Data listing:
==============================

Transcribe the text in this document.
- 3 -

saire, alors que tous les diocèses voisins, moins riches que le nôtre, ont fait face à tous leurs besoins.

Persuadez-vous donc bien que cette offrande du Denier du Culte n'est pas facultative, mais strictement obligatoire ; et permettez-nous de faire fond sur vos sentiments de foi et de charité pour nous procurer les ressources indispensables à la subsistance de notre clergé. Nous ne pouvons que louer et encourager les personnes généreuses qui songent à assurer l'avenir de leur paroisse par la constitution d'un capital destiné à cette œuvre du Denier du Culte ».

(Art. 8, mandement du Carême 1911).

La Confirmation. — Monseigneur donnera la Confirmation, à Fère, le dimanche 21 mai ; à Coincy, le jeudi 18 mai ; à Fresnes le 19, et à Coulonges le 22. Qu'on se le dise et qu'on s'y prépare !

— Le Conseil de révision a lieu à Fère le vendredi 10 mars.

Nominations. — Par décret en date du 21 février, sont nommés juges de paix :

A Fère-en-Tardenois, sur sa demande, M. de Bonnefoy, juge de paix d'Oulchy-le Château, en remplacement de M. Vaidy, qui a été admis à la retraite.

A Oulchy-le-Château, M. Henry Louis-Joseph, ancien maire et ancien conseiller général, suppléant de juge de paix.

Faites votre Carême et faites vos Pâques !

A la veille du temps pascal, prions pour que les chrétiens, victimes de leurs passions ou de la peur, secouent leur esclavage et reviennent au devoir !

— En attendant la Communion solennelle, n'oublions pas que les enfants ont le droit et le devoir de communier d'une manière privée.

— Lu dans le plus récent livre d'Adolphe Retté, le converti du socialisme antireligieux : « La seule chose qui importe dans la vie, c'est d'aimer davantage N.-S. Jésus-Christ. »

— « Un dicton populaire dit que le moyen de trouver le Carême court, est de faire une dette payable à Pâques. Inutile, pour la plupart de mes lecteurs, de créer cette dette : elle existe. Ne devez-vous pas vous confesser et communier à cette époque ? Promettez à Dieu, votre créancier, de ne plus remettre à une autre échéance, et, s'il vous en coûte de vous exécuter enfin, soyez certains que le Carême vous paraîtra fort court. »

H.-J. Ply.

==============================

What needs to be done. Extract the complete set of records unchanged.

Final result.
Transcribe the text in this document.
- 3 -

saire, alors que tous les diocèses voisins, moins riches que le nôtre, ont fait face à tous leurs besoins.

Persuadez-vous donc bien que cette offrande du Denier du Culte n'est pas facultative, mais strictement obligatoire ; et permettez-nous de faire fond sur vos sentiments de foi et de charité pour nous procurer les ressources indispensables à la subsistance de notre clergé. Nous ne pouvons que louer et encourager les personnes généreuses qui songent à assurer l'avenir de leur paroisse par la constitution d'un capital destiné à cette œuvre du Denier du Culte ».

(Art. 8, mandement du Carême 1911).

La Confirmation. — Monseigneur donnera la Confirmation, à Fère, le dimanche 21 mai ; à Coincy, le jeudi 18 mai ; à Fresnes le 19, et à Coulonges le 22. Qu'on se le dise et qu'on s'y prépare !

— Le Conseil de révision a lieu à Fère le vendredi 10 mars.

Nominations. — Par décret en date du 21 février, sont nommés juges de paix :

A Fère-en-Tardenois, sur sa demande, M. de Bonnefoy, juge de paix d'Oulchy-le Château, en remplacement de M. Vaidy, qui a été admis à la retraite.

A Oulchy-le-Château, M. Henry Louis-Joseph, ancien maire et ancien conseiller général, suppléant de juge de paix.

Faites votre Carême et faites vos Pâques !

A la veille du temps pascal, prions pour que les chrétiens, victimes de leurs passions ou de la peur, secouent leur esclavage et reviennent au devoir !

— En attendant la Communion solennelle, n'oublions pas que les enfants ont le droit et le devoir de communier d'une manière privée.

— Lu dans le plus récent livre d'Adolphe Retté, le converti du socialisme antireligieux : « La seule chose qui importe dans la vie, c'est d'aimer davantage N.-S. Jésus-Christ. »

— « Un dicton populaire dit que le moyen de trouver le Carême court, est de faire une dette payable à Pâques. Inutile, pour la plupart de mes lecteurs, de créer cette dette : elle existe. Ne devez-vous pas vous confesser et communier à cette époque ? Promettez à Dieu, votre créancier, de ne plus remettre à une autre échéance, et, s'il vous en coûte de vous exécuter enfin, soyez certains que le Carême vous paraîtra fort court. »

H.-J. Ply.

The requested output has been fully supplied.